▸ **What is expected**
Would you copy only the lines below, from the one containing "Read this page and output its text content." through the very last one, leaving the pictures out?

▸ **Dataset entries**
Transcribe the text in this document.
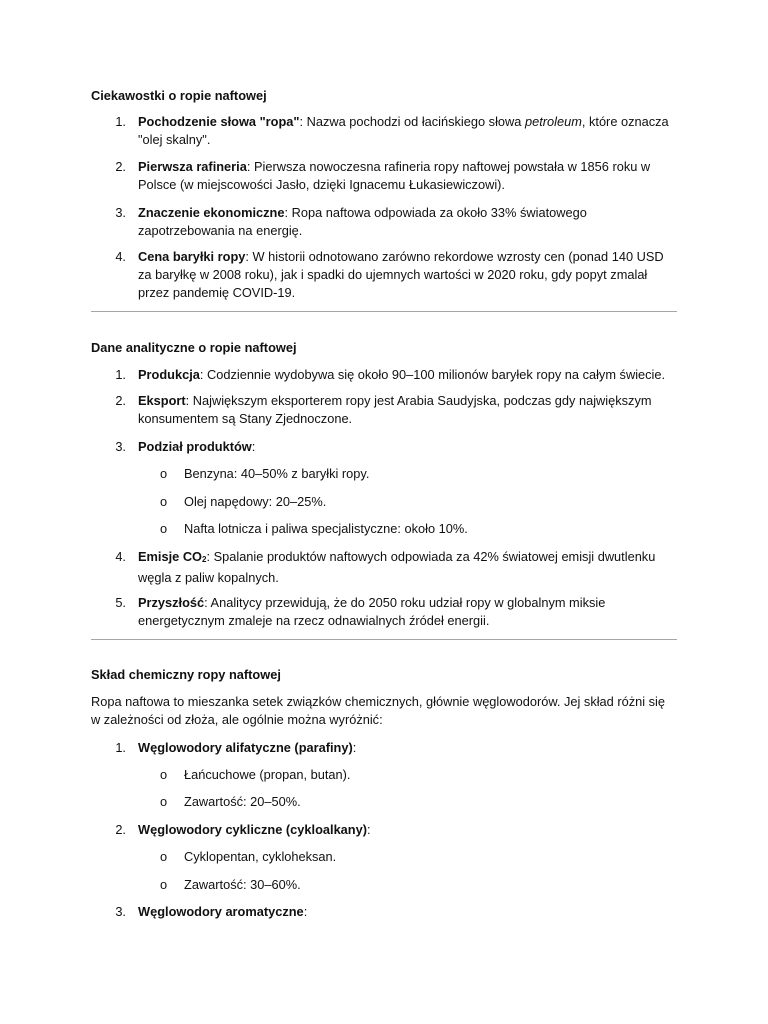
Ciekawostki o ropie naftowej
1. Pochodzenie słowa "ropa": Nazwa pochodzi od łacińskiego słowa petroleum, które oznacza
"olej skalny".
2. Pierwsza rafineria: Pierwsza nowoczesna rafineria ropy naftowej powstała w 1856 roku w
Polsce (w miejscowości Jasło, dzięki Ignacemu Łukasiewiczowi).
3. Znaczenie ekonomiczne: Ropa naftowa odpowiada za około 33% światowego
zapotrzebowania na energię.
4. Cena baryłki ropy: W historii odnotowano zarówno rekordowe wzrosty cen (ponad 140 USD
za baryłkę w 2008 roku), jak i spadki do ujemnych wartości w 2020 roku, gdy popyt zmalał
przez pandemię COVID-19.
Dane analityczne o ropie naftowej
1. Produkcja: Codziennie wydobywa się około 90–100 milionów baryłek ropy na całym świecie.
2. Eksport: Największym eksporterem ropy jest Arabia Saudyjska, podczas gdy największym
konsumentem są Stany Zjednoczone.
3. Podział produktów:
o Benzyna: 40–50% z baryłki ropy.
o Olej napędowy: 20–25%.
o Nafta lotnicza i paliwa specjalistyczne: około 10%.
4. Emisje $CO_2$: Spalanie produktów naftowych odpowiada za 42% światowej emisji dwutlenku
węgla z paliw kopalnych.
5. Przyszłość: Analitycy przewidują, że do 2050 roku udział ropy w globalnym miksie
energetycznym zmaleje na rzecz odnawialnych źródeł energii.
Skład chemiczny ropy naftowej
Ropa naftowa to mieszanka setek związków chemicznych, głównie węglowodorów. Jej skład różni się
w zależności od złoża, ale ogólnie można wyróżnić:
1. Węglowodory alifatyczne (parafiny):
o Łańcuchowe (propan, butan).
o Zawartość: 20–50%.
2. Węglowodory cykliczne (cykloalkany):
o Cyklopentan, cykloheksan.
o Zawartość: 30–60%.
3. Węglowodory aromatyczne:
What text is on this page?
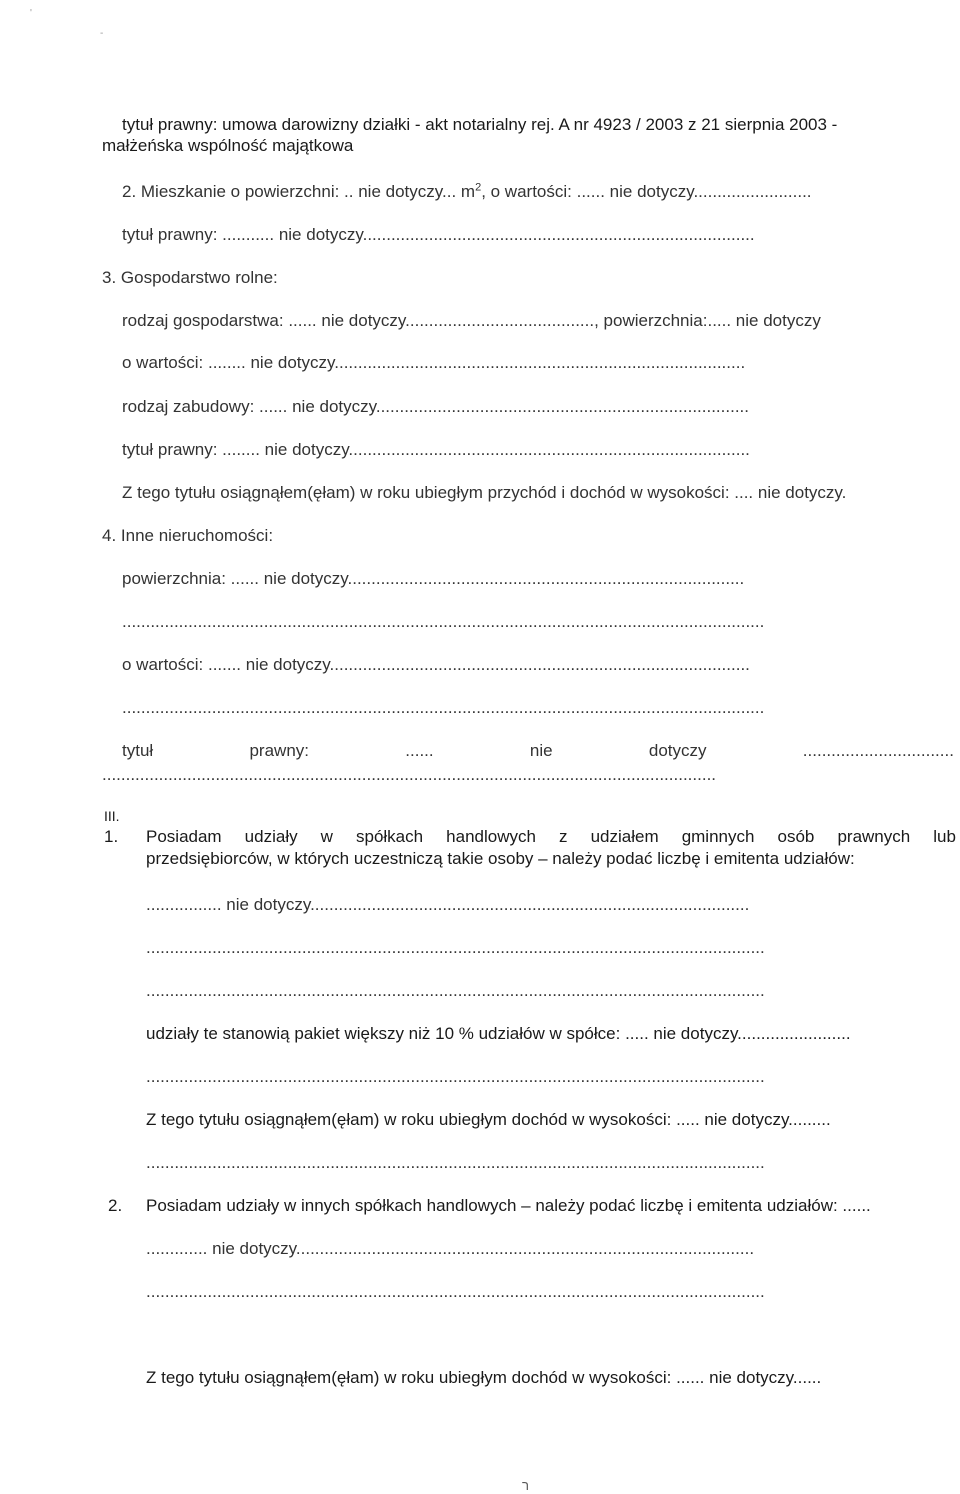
'
-
ר
tytuł prawny: umowa darowizny działki - akt notarialny rej. A nr 4923 / 2003 z 21 sierpnia 2003 -
małżeńska wspólność majątkowa
2. Mieszkanie o powierzchni: .. nie dotyczy... $m^2$, o wartości: ...... nie dotyczy.........................
tytuł prawny: ........... nie dotyczy...................................................................................
3. Gospodarstwo rolne:
rodzaj gospodarstwa: ...... nie dotyczy........................................, powierzchnia:..... nie dotyczy
o wartości: ........ nie dotyczy.......................................................................................
rodzaj zabudowy: ...... nie dotyczy...............................................................................
tytuł prawny: ........ nie dotyczy.....................................................................................
Z tego tytułu osiągnąłem(ęłam) w roku ubiegłym przychód i dochód w wysokości: .... nie dotyczy.
4. Inne nieruchomości:
powierzchnia: ...... nie dotyczy....................................................................................
........................................................................................................................................
o wartości: ....... nie dotyczy.........................................................................................
........................................................................................................................................
tytuł	prawny:	......	nie	dotyczy	................................
..................................................................................................................................
III.
1. Posiadam udziały w spółkach handlowych z udziałem gminnych osób prawnych lub
przedsiębiorców, w których uczestniczą takie osoby – należy podać liczbę i emitenta udziałów:
................ nie dotyczy.............................................................................................
...................................................................................................................................
...................................................................................................................................
udziały te stanowią pakiet większy niż 10 % udziałów w spółce: ..... nie dotyczy........................
...................................................................................................................................
Z tego tytułu osiągnąłem(ęłam) w roku ubiegłym dochód w wysokości: ..... nie dotyczy.........
...................................................................................................................................
2. Posiadam udziały w innych spółkach handlowych – należy podać liczbę i emitenta udziałów: ......
............. nie dotyczy.................................................................................................
...................................................................................................................................
Z tego tytułu osiągnąłem(ęłam) w roku ubiegłym dochód w wysokości: ...... nie dotyczy......
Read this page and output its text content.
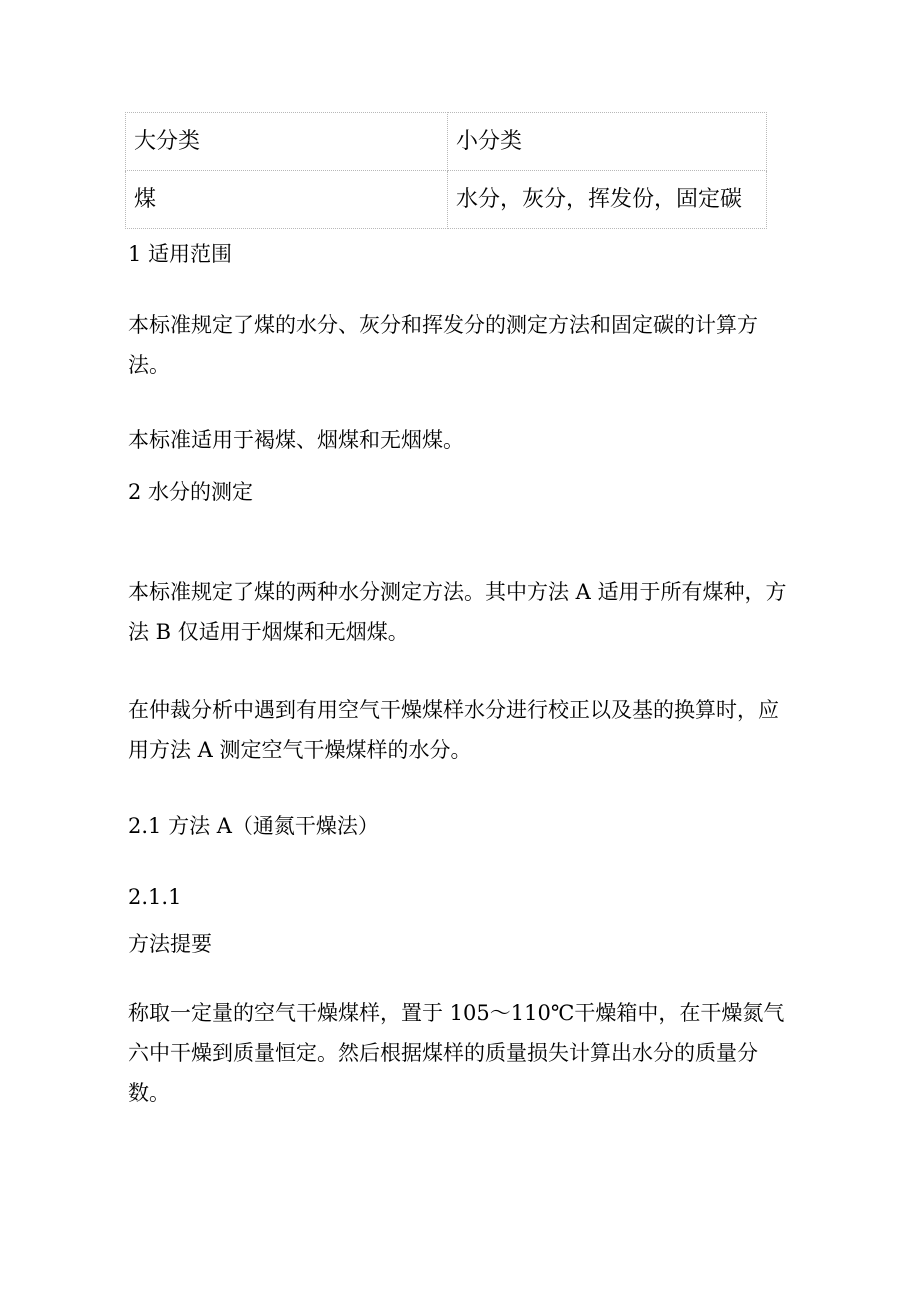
大分类	小分类
煤	水分，灰分，挥发份，固定碳

1 适用范围

本标准规定了煤的水分、灰分和挥发分的测定方法和固定碳的计算方法。

本标准适用于褐煤、烟煤和无烟煤。

2 水分的测定

本标准规定了煤的两种水分测定方法。其中方法 A 适用于所有煤种，方法 B 仅适用于烟煤和无烟煤。

在仲裁分析中遇到有用空气干燥煤样水分进行校正以及基的换算时，应用方法 A 测定空气干燥煤样的水分。

2.1 方法 A（通氮干燥法）

2.1.1

方法提要

称取一定量的空气干燥煤样，置于 105～110℃干燥箱中，在干燥氮气六中干燥到质量恒定。然后根据煤样的质量损失计算出水分的质量分数。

▸ **Output for this task**
Read this page and output its text content.
大分类	小分类
煤	水分，灰分，挥发份，固定碳

1 适用范围

本标准规定了煤的水分、灰分和挥发分的测定方法和固定碳的计算方法。

本标准适用于褐煤、烟煤和无烟煤。

2 水分的测定

本标准规定了煤的两种水分测定方法。其中方法 A 适用于所有煤种，方法 B 仅适用于烟煤和无烟煤。

在仲裁分析中遇到有用空气干燥煤样水分进行校正以及基的换算时，应用方法 A 测定空气干燥煤样的水分。

2.1 方法 A（通氮干燥法）

2.1.1

方法提要

称取一定量的空气干燥煤样，置于 105～110℃干燥箱中，在干燥氮气六中干燥到质量恒定。然后根据煤样的质量损失计算出水分的质量分数。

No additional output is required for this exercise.